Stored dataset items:
[Start of Attachment]

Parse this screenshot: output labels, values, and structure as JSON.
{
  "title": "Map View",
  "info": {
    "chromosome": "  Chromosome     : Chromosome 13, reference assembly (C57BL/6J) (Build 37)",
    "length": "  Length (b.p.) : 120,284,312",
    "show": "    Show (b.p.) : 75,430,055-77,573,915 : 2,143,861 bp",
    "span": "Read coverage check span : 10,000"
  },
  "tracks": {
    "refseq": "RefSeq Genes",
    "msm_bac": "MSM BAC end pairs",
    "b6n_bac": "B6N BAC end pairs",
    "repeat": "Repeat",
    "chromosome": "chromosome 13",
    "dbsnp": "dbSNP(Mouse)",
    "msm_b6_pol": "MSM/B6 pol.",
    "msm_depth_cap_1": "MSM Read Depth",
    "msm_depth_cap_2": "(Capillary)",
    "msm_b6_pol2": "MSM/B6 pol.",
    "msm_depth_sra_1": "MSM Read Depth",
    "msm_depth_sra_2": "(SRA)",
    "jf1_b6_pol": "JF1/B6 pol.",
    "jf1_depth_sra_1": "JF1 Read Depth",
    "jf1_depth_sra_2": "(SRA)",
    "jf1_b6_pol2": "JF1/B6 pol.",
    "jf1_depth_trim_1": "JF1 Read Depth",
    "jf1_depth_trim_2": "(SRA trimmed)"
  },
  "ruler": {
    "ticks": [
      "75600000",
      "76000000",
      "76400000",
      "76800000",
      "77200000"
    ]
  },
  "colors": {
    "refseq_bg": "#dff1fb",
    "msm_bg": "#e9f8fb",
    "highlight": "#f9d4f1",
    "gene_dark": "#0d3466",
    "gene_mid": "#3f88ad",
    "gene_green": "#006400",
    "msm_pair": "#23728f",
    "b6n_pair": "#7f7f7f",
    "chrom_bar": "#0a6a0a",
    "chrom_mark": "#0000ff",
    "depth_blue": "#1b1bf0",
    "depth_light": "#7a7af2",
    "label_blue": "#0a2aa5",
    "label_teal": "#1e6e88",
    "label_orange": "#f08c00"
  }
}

[End of Attachment]

> _TRY IT_
Every line of the records containing the word "pairs" must appear in the answer.

> _TASK SOLUTION_
    "msm_bac": "MSM BAC end pairs",
    "b6n_bac": "B6N BAC end pairs",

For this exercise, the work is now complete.